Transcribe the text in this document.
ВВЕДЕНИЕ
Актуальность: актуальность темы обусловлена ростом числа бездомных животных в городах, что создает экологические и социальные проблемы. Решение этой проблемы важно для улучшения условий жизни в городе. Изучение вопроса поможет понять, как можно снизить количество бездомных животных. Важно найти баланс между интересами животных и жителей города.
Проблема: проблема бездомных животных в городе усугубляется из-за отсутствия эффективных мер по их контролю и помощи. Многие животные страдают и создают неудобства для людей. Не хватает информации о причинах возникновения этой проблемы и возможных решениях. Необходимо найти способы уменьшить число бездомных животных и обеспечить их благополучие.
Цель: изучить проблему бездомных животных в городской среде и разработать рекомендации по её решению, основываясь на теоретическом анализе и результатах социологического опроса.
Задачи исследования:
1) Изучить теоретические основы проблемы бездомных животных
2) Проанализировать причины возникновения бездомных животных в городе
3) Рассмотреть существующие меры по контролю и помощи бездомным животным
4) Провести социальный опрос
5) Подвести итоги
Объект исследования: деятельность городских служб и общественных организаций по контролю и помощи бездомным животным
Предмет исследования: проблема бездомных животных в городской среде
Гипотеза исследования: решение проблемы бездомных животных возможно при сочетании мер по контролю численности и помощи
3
...
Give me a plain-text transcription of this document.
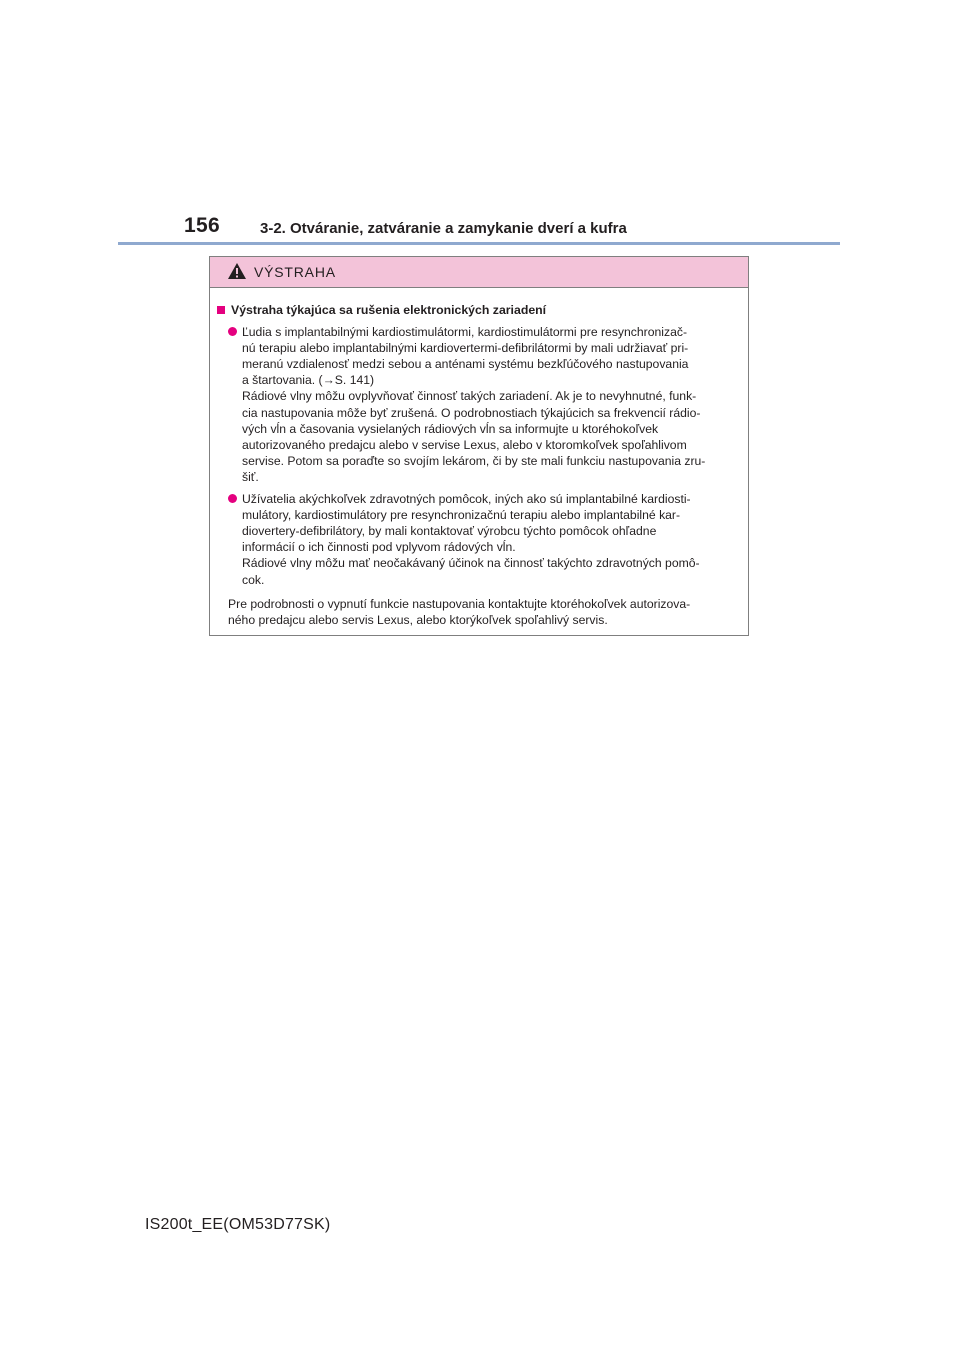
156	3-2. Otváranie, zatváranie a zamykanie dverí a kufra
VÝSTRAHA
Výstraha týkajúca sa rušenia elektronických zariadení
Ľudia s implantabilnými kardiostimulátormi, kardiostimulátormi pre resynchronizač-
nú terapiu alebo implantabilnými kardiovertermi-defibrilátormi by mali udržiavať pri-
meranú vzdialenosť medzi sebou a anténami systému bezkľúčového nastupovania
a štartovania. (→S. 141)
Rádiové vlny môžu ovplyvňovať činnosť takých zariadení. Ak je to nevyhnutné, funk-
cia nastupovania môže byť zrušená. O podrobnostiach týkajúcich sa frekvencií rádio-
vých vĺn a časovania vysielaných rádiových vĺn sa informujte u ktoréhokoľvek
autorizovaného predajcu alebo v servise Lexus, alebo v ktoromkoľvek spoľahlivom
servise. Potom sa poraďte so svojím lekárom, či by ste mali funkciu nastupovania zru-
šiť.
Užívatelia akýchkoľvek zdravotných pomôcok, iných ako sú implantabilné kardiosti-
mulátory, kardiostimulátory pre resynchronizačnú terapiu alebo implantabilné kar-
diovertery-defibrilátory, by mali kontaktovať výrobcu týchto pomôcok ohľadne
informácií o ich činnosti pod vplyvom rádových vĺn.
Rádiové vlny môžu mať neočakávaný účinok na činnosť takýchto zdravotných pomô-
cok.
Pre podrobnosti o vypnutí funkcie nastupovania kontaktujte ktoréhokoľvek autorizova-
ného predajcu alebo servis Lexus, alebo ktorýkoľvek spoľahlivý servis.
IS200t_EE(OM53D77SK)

> _WHAT YOU NEED TO DO_
Check each line of the entries above, and show every one holding the word "document".

> _COMPLETE OUTPUT_
Transcribe the text in this document.
Give me a plain-text transcription of this document.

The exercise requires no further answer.